-------- Page excerpt
The Council did not seek to be represented in the Court below or in this Court. The second respondent, Mrs Hage, did not seek to be represented on the appeal in this Court either, save on the question of costs. She was, ultimately, the sole and successful appellant in the ERDC against the Council’s decision to approve the application. No costs are awarded in the ERDC.
The successful appellant in this Court then sought an order that Mrs Hage pay the costs of its appeal to this Court. On 25 March 2010, after hearing argument, we ordered that Mrs Hage pay the appellant’s costs of the appeal for reasons to be published. These are those reasons.
The Court has an unfettered and wide discretion to award costs of the proceedings before it. However, the exercise of the discretion is subject to the general rule, itself subject to exceptions which are not relevant in this case, that costs follow the event,[1] and will usually be awarded in favour of the successful party.
[1] Supreme Court Civil Rules 2006, r 263(1).
Mrs Hage did not participate in the appeal. However, it was only because of her argument in the ERDC that that Court was persuaded, wrongly as we have held, to overturn the decision of the Council. That decision was in favour of the appellant. The appellant’s only redress was to appeal to this Court, which appeal was successful.
Although Mrs Hage did not oppose the appeal in this Court, the appellant was still required to incur the costs of a successful appeal as a direct result of Mrs Hage’s action in the Court below. In those circumstances, unless there is some countervailing factor, the appellant would be entitled to an order for costs in its favour.
----------------
-------- Provided material
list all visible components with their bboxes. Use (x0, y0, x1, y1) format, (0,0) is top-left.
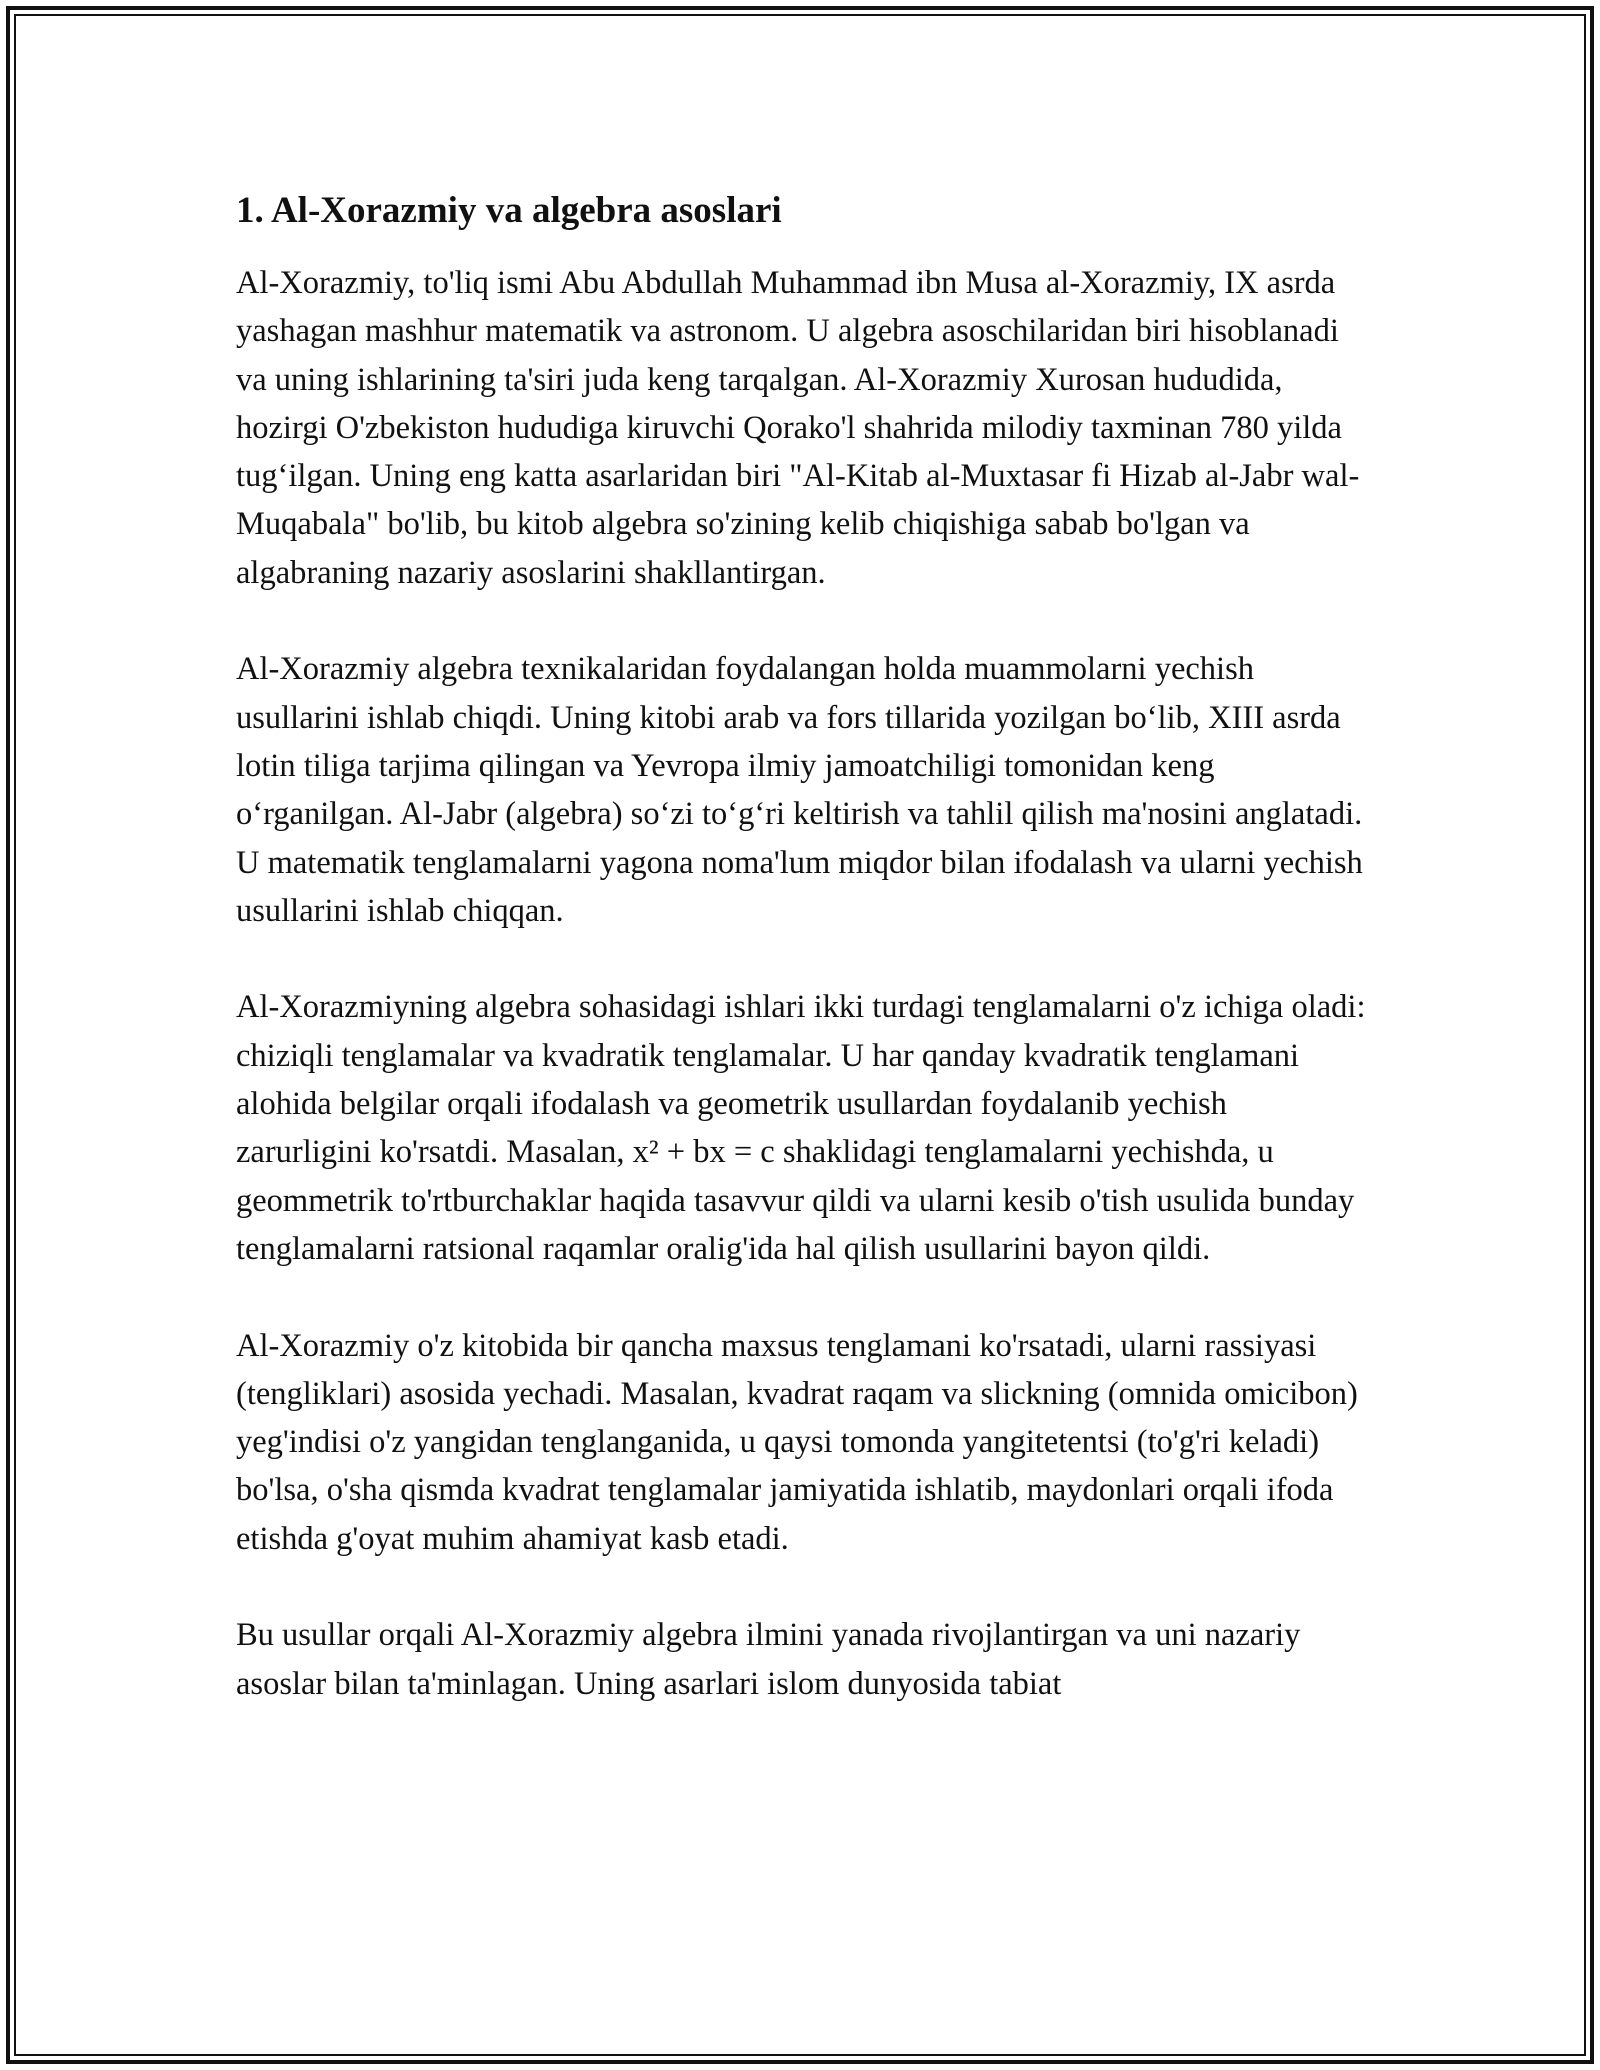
----------------
Objective:
Answer these questions using the costs ruling above the listing:
1. On what date did the Court order Mrs Hage to pay the appellant's costs of the appeal?
2. Which rule does the footnote cite for the general rule that costs follow the event?
3. Who was the sole and successful appellant in the ERDC against the Council's decision?

Task result:
1. 25 March 2010
2. Supreme Court Civil Rules 2006, r 263(1)
3. Mrs Hage